- [YOUR OBJECTIVE] The entries that follow should be written out exactly.

--- Start EXTRACTED INFORMATION ---

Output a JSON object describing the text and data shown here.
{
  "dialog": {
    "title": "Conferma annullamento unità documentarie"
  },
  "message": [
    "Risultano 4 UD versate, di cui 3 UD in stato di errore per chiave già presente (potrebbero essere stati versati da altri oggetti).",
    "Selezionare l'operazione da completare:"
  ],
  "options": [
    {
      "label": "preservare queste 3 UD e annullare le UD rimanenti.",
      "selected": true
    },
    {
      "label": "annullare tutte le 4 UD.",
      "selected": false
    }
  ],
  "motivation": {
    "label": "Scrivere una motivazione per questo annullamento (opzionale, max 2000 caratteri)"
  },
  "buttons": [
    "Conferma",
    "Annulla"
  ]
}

--- End EXTRACTED INFORMATION ---

- [SOLUTION BELOW]
Output a JSON object describing the text and data shown here.
{
  "dialog": {
    "title": "Conferma annullamento unità documentarie"
  },
  "message": [
    "Risultano 4 UD versate, di cui 3 UD in stato di errore per chiave già presente (potrebbero essere stati versati da altri oggetti).",
    "Selezionare l'operazione da completare:"
  ],
  "options": [
    {
      "label": "preservare queste 3 UD e annullare le UD rimanenti.",
      "selected": true
    },
    {
      "label": "annullare tutte le 4 UD.",
      "selected": false
    }
  ],
  "motivation": {
    "label": "Scrivere una motivazione per questo annullamento (opzionale, max 2000 caratteri)"
  },
  "buttons": [
    "Conferma",
    "Annulla"
  ]
}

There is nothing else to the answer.